REQUEST:
Select, from the material below, each line with "JSON" in it.
::::
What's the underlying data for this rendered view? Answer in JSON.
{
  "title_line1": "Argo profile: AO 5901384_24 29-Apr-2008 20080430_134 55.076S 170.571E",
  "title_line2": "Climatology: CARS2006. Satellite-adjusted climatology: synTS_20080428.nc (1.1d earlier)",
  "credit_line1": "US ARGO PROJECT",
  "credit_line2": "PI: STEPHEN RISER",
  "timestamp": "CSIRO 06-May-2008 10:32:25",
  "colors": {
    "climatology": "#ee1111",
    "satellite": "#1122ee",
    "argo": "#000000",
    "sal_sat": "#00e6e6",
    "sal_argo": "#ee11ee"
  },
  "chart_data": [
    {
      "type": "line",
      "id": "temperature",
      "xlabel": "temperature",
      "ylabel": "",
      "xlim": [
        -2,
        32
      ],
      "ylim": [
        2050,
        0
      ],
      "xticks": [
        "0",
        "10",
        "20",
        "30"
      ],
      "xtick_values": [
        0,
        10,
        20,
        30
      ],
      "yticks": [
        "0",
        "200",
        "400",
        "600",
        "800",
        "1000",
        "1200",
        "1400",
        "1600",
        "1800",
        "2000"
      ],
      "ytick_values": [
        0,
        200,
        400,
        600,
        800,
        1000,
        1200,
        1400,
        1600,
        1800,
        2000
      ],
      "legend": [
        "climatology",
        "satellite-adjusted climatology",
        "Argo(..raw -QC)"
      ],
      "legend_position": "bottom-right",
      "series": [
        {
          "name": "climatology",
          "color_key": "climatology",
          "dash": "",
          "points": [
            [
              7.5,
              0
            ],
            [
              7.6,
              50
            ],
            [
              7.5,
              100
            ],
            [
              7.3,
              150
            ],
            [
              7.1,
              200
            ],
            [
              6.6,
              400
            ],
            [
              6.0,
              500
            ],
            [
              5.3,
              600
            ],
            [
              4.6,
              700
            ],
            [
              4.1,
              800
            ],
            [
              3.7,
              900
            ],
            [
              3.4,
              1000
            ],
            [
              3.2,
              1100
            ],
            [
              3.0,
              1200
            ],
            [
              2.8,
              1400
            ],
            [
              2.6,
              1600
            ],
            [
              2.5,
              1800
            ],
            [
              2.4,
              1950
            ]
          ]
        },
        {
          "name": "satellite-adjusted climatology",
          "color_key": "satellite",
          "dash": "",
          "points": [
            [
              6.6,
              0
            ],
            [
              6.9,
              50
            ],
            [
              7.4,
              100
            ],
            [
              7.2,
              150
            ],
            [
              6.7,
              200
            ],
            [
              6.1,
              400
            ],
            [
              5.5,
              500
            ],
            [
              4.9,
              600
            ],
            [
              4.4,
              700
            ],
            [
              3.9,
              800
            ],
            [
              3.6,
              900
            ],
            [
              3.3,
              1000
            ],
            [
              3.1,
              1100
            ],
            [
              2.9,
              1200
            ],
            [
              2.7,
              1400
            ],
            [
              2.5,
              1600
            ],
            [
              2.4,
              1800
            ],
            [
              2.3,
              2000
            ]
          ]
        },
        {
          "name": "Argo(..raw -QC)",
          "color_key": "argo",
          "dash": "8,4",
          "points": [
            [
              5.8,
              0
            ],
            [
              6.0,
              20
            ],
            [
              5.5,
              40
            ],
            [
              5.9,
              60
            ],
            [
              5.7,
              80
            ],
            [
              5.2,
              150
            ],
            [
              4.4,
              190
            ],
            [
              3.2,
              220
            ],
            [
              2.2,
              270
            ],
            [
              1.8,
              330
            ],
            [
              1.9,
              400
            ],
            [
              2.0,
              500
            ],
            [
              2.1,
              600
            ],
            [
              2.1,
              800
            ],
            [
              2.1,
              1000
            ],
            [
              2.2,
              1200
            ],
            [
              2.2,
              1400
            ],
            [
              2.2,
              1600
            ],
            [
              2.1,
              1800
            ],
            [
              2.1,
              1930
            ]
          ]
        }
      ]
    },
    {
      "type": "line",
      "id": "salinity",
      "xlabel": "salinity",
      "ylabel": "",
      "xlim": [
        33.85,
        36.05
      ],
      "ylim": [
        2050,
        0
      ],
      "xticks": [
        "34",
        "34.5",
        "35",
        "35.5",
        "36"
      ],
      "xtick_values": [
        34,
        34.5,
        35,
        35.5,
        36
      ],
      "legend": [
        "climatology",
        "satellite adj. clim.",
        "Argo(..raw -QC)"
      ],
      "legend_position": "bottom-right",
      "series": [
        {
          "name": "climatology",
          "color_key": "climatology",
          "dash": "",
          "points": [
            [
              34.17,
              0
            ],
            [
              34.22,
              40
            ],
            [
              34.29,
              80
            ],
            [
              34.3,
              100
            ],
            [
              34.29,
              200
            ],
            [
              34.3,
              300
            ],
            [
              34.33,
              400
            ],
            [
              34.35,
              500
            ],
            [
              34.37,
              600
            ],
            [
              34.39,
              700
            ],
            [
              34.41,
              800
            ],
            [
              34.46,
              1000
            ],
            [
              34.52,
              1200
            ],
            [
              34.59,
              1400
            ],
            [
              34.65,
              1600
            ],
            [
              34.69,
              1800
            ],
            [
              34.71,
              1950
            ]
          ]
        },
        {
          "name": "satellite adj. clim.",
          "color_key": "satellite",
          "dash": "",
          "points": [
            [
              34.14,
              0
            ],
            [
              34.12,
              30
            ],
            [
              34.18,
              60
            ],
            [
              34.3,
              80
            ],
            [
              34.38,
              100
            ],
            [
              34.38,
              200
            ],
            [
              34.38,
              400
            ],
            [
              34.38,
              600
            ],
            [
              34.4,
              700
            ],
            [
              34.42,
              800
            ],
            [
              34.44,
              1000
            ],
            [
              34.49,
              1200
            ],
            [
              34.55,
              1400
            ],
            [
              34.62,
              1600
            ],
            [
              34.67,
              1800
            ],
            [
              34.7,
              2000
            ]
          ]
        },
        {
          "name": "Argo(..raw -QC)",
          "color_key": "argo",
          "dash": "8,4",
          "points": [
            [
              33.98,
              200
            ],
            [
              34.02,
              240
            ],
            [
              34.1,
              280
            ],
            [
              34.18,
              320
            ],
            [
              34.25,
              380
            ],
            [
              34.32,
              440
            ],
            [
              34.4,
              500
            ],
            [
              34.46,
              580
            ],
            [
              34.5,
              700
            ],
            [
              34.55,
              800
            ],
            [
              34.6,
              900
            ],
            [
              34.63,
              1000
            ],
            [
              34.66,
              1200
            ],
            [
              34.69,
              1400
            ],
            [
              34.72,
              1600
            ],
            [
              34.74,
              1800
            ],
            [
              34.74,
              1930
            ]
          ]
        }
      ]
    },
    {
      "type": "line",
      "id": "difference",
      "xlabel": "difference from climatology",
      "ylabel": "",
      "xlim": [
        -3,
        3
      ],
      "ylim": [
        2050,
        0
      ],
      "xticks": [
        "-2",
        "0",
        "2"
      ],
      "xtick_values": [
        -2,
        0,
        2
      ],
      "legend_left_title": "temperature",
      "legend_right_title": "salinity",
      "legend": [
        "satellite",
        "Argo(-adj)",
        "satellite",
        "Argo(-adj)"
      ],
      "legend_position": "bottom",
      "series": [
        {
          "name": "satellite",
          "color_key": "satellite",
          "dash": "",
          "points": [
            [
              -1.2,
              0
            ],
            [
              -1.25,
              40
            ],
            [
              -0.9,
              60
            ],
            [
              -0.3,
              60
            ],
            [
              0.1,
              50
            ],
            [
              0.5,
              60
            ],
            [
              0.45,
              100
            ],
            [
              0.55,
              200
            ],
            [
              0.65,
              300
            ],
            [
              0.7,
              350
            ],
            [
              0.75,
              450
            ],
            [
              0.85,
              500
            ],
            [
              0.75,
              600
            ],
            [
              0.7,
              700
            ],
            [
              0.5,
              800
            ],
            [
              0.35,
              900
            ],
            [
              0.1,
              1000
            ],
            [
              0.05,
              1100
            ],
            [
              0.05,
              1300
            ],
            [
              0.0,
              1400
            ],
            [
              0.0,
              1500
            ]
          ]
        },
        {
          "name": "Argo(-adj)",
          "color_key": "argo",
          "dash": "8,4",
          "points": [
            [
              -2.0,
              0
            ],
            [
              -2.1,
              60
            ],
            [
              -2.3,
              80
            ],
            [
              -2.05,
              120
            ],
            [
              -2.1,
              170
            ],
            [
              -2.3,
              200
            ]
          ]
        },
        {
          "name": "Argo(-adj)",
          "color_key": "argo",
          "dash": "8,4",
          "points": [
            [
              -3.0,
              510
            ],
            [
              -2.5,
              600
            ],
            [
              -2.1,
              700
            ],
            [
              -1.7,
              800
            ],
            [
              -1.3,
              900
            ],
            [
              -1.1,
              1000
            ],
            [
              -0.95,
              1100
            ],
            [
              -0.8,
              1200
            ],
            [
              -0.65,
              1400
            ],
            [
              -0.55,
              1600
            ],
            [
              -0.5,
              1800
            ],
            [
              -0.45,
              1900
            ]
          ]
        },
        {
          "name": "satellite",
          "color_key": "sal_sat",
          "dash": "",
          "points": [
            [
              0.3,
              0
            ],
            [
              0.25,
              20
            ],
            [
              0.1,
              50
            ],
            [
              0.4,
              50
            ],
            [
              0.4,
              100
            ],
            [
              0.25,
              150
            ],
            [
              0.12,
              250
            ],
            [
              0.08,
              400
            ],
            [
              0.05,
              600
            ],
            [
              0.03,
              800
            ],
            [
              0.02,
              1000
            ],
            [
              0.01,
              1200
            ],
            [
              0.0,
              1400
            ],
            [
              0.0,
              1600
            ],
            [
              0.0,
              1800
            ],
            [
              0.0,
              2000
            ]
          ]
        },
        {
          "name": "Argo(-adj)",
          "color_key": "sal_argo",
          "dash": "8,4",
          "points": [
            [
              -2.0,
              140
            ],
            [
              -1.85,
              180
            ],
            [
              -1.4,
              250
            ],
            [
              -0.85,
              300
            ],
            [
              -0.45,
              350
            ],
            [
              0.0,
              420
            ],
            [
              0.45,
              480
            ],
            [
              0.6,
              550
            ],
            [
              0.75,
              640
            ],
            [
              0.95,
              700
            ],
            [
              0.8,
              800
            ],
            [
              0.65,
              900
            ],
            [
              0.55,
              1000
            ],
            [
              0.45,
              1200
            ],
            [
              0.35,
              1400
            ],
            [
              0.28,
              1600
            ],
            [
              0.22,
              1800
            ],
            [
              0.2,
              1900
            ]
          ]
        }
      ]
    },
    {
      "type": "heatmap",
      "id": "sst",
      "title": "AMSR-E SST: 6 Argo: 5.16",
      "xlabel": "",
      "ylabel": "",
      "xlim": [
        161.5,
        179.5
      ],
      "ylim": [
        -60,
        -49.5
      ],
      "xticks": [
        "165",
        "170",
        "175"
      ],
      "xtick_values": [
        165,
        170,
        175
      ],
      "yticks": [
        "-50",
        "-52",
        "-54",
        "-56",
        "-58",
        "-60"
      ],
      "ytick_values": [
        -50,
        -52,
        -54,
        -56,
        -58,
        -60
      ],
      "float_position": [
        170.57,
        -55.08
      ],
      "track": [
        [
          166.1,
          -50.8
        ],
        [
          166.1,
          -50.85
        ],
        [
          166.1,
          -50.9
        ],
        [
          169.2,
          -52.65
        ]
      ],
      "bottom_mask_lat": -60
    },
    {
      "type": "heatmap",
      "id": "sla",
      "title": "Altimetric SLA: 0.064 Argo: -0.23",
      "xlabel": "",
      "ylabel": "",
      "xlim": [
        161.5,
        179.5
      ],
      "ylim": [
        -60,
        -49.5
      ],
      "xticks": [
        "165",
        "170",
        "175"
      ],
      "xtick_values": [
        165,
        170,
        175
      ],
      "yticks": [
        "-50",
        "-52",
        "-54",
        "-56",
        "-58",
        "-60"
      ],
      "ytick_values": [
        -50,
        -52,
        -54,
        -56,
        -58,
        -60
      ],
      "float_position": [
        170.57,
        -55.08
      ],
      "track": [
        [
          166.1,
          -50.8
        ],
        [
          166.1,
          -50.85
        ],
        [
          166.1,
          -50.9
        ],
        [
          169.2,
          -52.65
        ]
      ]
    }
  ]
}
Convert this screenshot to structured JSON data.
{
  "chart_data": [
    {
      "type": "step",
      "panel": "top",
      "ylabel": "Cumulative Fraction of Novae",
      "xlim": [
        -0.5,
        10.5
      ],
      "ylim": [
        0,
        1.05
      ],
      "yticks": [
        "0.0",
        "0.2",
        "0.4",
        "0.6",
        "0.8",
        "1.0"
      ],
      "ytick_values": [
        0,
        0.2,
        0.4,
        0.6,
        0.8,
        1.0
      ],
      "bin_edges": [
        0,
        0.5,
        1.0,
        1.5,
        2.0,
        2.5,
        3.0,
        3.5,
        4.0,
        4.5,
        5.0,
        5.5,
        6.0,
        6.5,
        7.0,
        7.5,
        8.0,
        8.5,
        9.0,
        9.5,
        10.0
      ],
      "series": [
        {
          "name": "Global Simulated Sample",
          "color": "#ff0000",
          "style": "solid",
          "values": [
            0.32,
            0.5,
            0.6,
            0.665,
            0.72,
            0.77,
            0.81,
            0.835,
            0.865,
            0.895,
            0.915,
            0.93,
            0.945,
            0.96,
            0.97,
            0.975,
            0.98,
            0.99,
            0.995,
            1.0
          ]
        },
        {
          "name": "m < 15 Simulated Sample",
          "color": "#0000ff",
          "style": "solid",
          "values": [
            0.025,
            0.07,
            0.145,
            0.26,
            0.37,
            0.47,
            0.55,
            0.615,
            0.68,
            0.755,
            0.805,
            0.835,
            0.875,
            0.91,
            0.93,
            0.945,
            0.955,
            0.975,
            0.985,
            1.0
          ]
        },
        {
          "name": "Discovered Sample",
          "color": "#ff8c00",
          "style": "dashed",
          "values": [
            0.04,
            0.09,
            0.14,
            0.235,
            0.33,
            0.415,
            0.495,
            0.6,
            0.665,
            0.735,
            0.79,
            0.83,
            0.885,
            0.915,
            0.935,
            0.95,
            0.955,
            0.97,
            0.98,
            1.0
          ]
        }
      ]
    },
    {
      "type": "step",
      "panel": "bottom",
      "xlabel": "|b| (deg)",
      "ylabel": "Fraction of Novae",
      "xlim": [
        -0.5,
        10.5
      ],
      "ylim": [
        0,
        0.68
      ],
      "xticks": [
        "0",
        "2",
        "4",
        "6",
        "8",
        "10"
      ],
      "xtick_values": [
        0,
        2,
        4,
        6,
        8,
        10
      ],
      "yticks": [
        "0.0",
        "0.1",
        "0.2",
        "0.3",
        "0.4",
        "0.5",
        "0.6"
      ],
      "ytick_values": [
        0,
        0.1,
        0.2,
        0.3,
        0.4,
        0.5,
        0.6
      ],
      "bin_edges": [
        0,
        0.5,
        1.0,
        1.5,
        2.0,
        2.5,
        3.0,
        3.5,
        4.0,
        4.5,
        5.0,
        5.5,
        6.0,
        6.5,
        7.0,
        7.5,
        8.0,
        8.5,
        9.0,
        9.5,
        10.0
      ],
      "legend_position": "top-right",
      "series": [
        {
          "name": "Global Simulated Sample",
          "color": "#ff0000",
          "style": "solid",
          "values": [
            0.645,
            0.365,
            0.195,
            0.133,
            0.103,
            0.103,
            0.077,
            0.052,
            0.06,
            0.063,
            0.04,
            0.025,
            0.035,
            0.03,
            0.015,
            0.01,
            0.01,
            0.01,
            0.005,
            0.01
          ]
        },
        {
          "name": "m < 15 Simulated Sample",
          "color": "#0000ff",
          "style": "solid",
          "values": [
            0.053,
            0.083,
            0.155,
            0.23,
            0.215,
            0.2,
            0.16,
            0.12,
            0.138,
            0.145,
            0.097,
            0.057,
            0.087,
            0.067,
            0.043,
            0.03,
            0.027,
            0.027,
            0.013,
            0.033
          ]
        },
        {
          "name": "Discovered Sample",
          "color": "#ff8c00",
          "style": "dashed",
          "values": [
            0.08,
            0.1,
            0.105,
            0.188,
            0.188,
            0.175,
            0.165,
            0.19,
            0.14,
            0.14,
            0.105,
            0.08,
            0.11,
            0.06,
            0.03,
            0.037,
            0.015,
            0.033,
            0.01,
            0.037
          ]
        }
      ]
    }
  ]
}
::::
WRITTEN SOLUTION:
What's the underlying data for this rendered view? Answer in JSON.
Convert this screenshot to structured JSON data.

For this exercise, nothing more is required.